Job
Filter the records below and copy every line containing the word "rates".

──────────────────────────────

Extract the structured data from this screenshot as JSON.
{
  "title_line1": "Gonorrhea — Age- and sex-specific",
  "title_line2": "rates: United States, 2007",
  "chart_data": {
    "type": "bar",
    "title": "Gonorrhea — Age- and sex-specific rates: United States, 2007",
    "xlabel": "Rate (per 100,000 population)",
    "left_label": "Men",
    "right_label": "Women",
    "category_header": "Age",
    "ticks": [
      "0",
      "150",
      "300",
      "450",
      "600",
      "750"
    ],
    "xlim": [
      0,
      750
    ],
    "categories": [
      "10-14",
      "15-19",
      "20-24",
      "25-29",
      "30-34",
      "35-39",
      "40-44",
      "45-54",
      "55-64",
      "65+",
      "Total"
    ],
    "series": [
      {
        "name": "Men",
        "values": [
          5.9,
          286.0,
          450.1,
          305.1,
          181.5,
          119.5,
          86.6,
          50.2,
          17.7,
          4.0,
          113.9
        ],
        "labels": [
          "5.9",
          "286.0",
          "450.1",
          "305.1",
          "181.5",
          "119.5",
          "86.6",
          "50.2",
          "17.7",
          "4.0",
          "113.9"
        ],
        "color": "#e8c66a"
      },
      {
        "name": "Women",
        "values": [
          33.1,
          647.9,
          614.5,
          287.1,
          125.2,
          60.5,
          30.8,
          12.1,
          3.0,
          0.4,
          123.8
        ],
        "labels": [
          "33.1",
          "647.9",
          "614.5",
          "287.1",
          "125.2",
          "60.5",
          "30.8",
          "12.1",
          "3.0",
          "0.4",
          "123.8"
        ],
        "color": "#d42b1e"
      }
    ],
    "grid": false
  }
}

──────────────────────────────

Answer in full
  "title_line2": "rates: United States, 2007",
    "title": "Gonorrhea — Age- and sex-specific rates: United States, 2007",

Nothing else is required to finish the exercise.